■ Work instructions:
Show every line in the records below that contains the word "processed".

■ Supplied records:
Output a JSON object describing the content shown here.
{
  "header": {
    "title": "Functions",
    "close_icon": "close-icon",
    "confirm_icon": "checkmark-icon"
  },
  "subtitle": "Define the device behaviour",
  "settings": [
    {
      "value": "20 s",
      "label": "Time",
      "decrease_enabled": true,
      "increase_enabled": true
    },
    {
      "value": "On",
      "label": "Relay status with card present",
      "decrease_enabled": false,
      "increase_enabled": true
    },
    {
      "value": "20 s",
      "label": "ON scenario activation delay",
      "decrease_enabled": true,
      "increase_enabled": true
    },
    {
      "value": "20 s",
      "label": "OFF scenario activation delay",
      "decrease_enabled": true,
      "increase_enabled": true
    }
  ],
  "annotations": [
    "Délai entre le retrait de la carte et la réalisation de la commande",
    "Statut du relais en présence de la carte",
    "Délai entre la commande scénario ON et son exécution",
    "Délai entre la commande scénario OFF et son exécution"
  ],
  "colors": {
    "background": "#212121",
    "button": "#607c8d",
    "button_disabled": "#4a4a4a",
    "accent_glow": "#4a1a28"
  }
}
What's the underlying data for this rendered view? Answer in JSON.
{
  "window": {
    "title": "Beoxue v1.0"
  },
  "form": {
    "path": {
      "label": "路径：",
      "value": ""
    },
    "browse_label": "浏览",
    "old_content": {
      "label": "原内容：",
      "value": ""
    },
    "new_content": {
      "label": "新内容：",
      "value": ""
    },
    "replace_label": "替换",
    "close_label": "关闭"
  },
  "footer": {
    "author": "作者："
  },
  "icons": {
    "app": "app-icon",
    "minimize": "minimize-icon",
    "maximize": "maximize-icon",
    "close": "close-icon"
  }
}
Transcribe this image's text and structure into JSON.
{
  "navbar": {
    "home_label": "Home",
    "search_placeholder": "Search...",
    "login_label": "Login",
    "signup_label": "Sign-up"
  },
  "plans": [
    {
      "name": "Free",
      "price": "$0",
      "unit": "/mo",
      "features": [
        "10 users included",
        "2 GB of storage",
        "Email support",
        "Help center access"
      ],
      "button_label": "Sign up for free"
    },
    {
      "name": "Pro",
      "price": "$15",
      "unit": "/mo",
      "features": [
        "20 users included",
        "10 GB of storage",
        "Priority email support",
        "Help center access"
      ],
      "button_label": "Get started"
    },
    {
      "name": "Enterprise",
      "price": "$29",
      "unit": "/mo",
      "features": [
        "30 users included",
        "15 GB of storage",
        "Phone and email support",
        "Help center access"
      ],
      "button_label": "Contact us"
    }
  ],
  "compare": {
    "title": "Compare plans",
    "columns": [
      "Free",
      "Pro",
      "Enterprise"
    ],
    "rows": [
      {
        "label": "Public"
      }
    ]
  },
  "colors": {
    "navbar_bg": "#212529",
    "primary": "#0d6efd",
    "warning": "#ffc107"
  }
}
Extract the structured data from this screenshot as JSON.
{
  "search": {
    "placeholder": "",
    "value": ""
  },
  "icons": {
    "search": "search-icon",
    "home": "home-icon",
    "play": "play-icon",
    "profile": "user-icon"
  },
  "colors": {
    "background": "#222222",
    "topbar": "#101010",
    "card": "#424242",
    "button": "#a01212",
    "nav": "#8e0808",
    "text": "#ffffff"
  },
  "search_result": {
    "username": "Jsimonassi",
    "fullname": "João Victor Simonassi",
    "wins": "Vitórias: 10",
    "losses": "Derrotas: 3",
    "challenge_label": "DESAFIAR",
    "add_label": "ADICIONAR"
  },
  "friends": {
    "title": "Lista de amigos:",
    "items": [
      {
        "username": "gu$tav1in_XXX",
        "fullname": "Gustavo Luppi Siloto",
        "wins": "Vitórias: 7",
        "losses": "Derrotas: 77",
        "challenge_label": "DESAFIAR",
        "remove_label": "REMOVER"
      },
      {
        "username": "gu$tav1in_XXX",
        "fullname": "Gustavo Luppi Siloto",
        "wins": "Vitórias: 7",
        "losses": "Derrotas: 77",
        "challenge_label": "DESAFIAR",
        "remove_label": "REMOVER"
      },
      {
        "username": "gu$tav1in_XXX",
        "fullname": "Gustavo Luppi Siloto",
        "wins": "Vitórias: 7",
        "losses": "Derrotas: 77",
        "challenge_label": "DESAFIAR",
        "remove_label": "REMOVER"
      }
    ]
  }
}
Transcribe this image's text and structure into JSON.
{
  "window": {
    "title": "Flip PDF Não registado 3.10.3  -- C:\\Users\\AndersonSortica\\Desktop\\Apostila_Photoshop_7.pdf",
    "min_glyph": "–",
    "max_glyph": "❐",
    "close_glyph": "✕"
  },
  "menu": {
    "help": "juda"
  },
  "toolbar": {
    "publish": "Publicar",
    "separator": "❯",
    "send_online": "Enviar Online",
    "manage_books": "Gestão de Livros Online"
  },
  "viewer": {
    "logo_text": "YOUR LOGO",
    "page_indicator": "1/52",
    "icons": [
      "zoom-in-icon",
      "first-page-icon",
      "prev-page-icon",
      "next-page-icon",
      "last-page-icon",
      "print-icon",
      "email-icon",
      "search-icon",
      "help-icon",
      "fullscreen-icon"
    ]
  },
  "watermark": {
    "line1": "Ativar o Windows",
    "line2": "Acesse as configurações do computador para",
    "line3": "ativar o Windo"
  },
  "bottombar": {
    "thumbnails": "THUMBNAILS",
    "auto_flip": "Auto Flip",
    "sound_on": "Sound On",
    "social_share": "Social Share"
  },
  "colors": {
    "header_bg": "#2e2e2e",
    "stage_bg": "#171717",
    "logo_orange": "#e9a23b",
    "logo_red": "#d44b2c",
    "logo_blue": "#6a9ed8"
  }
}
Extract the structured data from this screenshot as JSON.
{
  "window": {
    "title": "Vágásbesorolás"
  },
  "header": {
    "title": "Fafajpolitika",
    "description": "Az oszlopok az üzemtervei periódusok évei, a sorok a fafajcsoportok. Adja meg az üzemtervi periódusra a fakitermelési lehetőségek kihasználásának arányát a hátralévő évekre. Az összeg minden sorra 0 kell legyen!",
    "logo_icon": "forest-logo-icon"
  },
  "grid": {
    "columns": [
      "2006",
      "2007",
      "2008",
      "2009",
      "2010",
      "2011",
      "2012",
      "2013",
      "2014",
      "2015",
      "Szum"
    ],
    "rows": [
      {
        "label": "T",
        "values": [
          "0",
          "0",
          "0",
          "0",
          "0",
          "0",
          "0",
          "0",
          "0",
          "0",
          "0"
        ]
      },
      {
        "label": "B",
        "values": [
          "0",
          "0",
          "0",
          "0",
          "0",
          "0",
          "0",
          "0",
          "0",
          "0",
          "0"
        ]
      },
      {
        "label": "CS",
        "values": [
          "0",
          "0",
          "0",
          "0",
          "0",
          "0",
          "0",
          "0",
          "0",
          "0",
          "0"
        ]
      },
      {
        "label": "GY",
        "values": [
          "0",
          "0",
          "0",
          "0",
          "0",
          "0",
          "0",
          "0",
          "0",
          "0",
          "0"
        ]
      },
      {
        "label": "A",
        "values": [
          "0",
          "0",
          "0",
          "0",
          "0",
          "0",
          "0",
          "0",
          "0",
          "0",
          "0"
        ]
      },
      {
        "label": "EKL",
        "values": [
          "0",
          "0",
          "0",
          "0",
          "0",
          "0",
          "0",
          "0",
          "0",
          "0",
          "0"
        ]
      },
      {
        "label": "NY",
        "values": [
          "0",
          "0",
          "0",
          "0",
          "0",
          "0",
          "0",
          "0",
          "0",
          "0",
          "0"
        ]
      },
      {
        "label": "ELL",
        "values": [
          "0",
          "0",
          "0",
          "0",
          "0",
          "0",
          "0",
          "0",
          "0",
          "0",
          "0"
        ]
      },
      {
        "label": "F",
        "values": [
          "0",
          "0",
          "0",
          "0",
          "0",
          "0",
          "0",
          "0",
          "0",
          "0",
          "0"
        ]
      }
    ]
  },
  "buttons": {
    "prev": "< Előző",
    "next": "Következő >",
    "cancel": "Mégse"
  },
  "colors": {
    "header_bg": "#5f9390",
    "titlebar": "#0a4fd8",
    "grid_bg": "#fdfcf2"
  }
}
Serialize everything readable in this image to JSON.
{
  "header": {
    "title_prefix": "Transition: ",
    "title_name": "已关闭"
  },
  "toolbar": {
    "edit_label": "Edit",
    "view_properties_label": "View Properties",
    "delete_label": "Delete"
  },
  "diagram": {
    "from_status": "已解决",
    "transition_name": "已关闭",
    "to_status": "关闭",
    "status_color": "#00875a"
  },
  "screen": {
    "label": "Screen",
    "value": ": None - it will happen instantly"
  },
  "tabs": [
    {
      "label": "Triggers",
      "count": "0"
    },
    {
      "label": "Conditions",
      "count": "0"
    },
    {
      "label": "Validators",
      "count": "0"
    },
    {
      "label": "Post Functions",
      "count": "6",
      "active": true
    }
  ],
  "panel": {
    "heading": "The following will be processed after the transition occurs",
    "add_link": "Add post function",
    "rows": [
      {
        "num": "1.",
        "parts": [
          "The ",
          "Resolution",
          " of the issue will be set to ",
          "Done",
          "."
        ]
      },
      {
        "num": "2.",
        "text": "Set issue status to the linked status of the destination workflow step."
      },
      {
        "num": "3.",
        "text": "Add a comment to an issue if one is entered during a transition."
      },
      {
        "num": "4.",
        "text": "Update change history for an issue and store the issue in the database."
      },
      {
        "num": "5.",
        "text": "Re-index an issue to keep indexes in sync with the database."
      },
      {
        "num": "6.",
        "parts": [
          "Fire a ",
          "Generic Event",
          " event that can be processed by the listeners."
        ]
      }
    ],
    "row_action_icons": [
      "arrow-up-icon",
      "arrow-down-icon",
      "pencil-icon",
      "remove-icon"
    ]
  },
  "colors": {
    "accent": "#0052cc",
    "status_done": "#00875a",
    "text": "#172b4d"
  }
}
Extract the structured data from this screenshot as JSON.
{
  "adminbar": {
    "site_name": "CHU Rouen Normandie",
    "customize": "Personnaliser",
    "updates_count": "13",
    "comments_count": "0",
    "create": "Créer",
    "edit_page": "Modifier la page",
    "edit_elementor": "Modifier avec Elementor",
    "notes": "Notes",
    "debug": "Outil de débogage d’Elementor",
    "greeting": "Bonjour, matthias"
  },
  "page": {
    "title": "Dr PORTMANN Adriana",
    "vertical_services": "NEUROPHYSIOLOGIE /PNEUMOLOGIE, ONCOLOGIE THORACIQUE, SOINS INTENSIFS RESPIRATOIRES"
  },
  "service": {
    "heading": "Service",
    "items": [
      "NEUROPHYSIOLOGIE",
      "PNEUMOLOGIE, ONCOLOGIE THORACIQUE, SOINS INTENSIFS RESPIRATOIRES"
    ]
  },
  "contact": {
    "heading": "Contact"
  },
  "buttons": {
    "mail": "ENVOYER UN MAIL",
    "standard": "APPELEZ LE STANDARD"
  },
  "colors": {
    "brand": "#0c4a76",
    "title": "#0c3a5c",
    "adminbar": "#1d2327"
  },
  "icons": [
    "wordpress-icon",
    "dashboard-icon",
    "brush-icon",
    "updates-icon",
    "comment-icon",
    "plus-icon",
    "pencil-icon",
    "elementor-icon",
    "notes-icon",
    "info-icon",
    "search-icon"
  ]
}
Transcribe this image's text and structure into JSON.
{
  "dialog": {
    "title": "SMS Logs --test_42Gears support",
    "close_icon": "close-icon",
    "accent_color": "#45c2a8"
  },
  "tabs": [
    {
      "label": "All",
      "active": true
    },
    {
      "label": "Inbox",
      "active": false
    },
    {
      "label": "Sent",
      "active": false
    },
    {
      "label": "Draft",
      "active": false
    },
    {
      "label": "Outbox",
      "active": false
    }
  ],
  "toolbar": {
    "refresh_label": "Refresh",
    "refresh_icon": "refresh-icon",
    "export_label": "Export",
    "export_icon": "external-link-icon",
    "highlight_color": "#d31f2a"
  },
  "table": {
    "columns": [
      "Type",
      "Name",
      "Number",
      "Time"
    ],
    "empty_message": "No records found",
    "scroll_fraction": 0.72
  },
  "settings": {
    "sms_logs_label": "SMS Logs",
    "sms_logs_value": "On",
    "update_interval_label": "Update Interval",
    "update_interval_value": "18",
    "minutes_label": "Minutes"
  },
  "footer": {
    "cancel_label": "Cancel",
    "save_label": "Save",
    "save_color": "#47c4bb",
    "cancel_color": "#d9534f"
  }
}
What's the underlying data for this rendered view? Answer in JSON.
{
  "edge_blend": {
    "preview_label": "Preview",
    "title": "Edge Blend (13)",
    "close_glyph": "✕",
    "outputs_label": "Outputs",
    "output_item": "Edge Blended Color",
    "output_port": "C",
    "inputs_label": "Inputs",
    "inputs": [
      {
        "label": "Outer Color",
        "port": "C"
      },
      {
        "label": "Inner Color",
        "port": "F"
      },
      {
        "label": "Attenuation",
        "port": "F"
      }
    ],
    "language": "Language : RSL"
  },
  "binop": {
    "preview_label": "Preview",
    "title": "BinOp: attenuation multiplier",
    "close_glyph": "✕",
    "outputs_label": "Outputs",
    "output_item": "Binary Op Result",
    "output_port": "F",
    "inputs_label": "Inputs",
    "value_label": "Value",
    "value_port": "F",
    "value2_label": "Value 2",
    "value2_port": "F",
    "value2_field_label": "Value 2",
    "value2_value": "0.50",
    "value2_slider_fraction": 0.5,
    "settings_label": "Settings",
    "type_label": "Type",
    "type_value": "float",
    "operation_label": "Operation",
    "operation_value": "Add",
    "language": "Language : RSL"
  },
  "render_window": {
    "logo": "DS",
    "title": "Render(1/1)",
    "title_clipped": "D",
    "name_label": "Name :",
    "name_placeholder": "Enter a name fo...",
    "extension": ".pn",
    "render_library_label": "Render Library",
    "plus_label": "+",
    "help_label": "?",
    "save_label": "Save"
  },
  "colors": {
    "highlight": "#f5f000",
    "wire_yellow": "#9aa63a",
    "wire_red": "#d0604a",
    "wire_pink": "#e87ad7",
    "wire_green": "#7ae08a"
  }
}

■ Correct result:
    "heading": "The following will be processed after the transition occurs",
          " event that can be processed by the listeners."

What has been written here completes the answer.